## Stated problem
List every line below containing "الفترة".

Stored records start

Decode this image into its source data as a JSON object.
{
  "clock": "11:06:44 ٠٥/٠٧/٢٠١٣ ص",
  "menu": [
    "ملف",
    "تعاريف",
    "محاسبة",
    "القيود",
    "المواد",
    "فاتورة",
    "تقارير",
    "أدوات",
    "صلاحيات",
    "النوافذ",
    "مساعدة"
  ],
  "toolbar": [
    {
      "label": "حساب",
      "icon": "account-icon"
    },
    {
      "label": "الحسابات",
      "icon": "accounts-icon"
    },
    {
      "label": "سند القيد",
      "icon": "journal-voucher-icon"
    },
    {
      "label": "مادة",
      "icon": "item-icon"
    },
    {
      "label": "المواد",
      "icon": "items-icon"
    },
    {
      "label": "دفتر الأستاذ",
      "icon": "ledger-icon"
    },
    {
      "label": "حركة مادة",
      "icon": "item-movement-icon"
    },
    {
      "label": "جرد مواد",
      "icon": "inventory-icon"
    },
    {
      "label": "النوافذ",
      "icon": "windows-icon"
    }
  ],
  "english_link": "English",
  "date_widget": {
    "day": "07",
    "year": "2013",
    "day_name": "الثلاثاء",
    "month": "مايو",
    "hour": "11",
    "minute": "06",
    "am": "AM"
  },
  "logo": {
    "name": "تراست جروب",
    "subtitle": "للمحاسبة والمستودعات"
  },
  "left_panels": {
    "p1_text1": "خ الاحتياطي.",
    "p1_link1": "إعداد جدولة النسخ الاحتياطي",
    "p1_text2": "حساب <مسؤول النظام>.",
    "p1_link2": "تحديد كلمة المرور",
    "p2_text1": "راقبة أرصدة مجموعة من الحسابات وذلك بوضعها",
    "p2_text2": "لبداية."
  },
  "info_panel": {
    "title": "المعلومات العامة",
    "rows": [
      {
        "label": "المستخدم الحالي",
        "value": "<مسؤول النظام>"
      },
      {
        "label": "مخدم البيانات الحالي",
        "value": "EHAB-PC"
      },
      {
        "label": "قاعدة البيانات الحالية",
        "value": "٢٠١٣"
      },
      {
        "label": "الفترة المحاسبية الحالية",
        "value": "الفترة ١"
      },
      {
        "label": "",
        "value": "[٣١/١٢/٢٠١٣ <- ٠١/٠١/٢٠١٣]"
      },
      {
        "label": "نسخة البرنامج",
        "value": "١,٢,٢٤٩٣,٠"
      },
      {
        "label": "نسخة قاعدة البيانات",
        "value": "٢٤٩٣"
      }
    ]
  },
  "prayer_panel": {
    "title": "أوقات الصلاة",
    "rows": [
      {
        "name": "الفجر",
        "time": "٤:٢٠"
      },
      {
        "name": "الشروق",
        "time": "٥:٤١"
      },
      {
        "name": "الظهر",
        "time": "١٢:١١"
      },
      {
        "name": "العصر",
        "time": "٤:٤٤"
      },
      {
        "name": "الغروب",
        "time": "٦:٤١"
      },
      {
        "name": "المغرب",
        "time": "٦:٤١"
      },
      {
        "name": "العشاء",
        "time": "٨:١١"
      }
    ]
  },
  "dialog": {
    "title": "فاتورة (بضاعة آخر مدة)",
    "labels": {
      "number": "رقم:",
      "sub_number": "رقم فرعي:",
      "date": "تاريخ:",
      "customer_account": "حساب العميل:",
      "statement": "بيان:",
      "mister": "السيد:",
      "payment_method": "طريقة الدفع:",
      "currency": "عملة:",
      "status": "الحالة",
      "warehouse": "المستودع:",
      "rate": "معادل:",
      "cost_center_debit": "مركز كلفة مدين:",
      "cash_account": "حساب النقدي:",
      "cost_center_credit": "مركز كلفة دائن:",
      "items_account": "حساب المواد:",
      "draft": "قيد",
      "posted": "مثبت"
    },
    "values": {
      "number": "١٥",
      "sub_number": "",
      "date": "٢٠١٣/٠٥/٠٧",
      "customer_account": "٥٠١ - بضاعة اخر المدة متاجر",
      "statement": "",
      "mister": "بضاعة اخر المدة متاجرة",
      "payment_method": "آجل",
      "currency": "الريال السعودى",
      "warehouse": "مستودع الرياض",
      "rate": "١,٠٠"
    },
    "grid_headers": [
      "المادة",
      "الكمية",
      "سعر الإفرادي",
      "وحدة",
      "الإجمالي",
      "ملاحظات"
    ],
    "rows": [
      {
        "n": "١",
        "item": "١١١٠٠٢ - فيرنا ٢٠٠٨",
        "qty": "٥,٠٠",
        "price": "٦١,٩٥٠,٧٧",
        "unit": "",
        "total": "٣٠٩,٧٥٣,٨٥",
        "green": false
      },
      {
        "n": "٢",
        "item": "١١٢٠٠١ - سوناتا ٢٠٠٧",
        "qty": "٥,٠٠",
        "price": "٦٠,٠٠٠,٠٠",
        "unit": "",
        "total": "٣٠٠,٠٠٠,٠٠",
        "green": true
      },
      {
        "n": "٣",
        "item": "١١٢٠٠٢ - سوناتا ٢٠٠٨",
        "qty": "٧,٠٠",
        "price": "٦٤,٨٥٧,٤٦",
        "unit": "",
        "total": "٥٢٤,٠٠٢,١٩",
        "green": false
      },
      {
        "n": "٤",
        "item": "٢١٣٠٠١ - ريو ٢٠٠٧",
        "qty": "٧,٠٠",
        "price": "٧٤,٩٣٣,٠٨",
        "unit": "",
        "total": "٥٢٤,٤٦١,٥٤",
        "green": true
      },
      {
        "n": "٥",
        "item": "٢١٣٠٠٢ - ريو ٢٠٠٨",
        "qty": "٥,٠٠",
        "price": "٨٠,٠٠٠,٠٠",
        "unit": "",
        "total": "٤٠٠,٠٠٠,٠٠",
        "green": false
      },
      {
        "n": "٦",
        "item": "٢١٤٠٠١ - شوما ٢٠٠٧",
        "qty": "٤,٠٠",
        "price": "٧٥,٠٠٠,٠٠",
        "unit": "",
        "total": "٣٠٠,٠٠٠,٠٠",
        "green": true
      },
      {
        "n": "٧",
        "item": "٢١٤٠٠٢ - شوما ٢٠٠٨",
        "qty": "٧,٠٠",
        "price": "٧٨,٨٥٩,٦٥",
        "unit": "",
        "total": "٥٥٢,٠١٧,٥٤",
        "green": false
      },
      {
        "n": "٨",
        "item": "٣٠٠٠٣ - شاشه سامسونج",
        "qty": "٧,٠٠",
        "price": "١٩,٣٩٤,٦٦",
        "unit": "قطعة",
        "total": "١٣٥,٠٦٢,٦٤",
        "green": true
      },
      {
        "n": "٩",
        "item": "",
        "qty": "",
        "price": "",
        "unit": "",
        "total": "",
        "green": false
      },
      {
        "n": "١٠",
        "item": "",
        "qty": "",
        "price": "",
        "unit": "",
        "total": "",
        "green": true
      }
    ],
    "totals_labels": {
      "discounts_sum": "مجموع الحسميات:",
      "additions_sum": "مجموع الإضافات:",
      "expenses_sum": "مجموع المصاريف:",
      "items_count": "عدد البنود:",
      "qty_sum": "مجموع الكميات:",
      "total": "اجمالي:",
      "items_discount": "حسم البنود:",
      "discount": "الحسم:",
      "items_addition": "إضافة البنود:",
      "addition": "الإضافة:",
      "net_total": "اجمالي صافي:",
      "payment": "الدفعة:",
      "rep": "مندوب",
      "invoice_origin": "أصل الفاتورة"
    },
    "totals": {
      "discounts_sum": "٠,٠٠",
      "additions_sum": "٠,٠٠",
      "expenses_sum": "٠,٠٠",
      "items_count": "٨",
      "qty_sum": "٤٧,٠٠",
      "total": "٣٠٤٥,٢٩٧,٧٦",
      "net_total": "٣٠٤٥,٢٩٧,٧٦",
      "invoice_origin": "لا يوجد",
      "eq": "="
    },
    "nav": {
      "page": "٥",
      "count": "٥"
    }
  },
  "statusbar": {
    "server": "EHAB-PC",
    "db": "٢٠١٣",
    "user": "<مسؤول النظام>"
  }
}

Stored records end

## Correct result
        "label": "الفترة المحاسبية الحالية",
        "value": "الفترة ١"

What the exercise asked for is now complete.